-- BEGIN --

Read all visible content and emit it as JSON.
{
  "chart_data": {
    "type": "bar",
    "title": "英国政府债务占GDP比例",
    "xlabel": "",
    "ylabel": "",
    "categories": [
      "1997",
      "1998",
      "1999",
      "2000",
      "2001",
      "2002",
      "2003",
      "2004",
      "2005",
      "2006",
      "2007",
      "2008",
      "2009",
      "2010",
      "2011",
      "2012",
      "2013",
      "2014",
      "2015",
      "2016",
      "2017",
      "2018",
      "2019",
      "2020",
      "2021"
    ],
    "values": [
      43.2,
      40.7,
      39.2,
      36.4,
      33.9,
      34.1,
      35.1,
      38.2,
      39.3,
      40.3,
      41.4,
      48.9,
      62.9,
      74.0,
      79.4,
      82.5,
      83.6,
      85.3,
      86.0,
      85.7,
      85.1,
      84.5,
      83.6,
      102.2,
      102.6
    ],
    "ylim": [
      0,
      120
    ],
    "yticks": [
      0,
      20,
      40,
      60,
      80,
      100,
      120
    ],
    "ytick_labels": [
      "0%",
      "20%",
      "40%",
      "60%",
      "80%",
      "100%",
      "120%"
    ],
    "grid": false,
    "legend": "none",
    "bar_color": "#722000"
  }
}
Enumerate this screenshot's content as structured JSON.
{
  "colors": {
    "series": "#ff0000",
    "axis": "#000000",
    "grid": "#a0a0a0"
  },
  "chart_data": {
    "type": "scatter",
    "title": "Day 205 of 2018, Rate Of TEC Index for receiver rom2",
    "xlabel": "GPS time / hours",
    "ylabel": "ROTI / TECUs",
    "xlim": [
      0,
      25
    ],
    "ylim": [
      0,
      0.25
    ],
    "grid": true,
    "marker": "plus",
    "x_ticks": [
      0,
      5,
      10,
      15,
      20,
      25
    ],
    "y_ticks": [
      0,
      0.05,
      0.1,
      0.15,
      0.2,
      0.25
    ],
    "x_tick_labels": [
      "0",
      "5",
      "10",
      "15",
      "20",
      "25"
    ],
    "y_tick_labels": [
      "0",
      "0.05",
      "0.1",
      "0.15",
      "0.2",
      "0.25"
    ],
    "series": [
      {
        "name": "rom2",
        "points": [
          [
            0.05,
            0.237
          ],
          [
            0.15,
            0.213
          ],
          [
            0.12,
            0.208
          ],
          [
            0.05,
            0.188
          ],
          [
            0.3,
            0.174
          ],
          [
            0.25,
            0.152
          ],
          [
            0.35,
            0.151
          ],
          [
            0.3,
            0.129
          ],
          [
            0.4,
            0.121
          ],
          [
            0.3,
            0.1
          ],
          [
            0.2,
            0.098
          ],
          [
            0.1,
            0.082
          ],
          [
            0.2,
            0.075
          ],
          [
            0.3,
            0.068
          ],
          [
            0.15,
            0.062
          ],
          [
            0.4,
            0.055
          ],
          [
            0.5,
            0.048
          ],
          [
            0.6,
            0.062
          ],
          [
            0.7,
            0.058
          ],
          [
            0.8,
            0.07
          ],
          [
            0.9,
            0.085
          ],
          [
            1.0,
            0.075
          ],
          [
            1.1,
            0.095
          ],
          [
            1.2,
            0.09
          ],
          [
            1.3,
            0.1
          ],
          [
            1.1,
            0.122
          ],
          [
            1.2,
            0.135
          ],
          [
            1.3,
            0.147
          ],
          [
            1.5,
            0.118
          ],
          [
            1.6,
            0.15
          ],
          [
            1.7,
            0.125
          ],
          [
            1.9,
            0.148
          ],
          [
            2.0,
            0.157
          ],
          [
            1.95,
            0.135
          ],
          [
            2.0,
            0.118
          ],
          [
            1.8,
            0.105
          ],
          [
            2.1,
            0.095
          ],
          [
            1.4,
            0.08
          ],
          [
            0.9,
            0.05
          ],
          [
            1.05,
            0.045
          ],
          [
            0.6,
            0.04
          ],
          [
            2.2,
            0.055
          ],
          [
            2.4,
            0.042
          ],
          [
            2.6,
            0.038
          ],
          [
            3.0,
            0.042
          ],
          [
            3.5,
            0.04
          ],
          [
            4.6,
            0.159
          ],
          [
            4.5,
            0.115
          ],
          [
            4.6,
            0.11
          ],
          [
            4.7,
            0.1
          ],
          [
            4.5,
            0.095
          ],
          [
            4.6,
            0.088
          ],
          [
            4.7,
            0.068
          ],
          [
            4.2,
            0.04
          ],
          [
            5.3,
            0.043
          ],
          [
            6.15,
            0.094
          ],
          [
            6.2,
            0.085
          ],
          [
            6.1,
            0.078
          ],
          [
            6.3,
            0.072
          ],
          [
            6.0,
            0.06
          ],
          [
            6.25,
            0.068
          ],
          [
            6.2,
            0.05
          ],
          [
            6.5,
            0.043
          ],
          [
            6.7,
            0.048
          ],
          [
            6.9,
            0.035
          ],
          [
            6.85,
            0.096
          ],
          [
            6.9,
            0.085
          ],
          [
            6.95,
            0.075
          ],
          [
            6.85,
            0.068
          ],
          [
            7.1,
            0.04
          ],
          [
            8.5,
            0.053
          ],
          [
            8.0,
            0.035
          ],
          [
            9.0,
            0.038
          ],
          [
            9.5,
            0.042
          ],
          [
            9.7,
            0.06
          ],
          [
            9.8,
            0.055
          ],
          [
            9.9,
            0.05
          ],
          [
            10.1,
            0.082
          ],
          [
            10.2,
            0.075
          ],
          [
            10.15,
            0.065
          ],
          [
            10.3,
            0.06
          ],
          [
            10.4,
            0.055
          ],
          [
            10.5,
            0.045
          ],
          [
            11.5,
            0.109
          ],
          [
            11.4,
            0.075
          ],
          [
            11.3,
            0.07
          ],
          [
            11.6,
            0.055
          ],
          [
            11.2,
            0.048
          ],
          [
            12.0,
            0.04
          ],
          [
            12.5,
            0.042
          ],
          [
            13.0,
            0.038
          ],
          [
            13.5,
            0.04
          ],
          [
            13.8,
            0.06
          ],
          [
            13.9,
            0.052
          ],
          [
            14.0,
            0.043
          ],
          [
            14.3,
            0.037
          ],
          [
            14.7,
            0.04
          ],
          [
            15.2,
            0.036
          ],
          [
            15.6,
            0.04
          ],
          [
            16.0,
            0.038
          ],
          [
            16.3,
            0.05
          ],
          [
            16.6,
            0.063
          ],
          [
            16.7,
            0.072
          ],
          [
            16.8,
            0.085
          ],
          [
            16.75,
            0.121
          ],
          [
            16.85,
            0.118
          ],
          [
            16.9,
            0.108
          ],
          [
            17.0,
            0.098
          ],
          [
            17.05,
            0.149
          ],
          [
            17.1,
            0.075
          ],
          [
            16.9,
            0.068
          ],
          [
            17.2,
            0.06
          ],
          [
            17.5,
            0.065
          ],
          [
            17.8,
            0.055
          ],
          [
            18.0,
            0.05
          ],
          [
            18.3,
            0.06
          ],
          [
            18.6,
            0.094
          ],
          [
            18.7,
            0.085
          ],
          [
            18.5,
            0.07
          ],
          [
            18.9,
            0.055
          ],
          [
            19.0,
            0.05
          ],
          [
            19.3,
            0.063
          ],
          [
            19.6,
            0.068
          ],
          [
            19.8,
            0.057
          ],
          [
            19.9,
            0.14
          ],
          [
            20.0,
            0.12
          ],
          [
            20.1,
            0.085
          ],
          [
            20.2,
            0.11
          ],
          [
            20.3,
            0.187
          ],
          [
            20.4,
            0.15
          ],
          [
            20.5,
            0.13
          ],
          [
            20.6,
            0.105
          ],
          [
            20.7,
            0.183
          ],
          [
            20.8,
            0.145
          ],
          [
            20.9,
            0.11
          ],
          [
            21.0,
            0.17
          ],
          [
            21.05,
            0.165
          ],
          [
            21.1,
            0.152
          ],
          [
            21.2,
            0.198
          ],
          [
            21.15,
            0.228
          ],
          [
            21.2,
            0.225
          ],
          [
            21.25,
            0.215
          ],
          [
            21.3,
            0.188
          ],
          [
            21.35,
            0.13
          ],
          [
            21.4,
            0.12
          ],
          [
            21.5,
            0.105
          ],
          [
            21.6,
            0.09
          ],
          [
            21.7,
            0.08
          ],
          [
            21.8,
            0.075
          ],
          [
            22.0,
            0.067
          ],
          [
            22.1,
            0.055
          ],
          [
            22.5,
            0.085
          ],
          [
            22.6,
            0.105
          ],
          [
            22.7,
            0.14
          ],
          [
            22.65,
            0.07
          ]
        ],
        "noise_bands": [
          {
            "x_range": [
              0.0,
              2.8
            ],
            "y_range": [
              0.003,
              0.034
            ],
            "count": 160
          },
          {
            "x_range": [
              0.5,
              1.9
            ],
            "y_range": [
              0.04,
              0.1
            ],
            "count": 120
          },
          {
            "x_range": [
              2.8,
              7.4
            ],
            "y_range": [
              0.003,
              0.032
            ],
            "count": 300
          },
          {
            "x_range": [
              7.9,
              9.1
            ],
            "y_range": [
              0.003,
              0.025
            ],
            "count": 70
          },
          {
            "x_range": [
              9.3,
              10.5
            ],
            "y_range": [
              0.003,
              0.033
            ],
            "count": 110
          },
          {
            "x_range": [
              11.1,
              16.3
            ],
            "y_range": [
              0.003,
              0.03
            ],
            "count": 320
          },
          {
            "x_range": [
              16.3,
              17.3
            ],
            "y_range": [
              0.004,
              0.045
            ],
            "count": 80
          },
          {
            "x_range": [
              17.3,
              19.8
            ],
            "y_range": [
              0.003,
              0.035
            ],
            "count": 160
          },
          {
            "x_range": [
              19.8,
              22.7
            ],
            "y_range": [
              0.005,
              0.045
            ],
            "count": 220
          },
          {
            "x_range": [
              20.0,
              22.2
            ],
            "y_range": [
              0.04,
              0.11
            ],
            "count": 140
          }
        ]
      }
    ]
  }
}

-- END --

Work to be completed: Tally up the lines of the listing containing the word "count". Give only the total.

The output: 10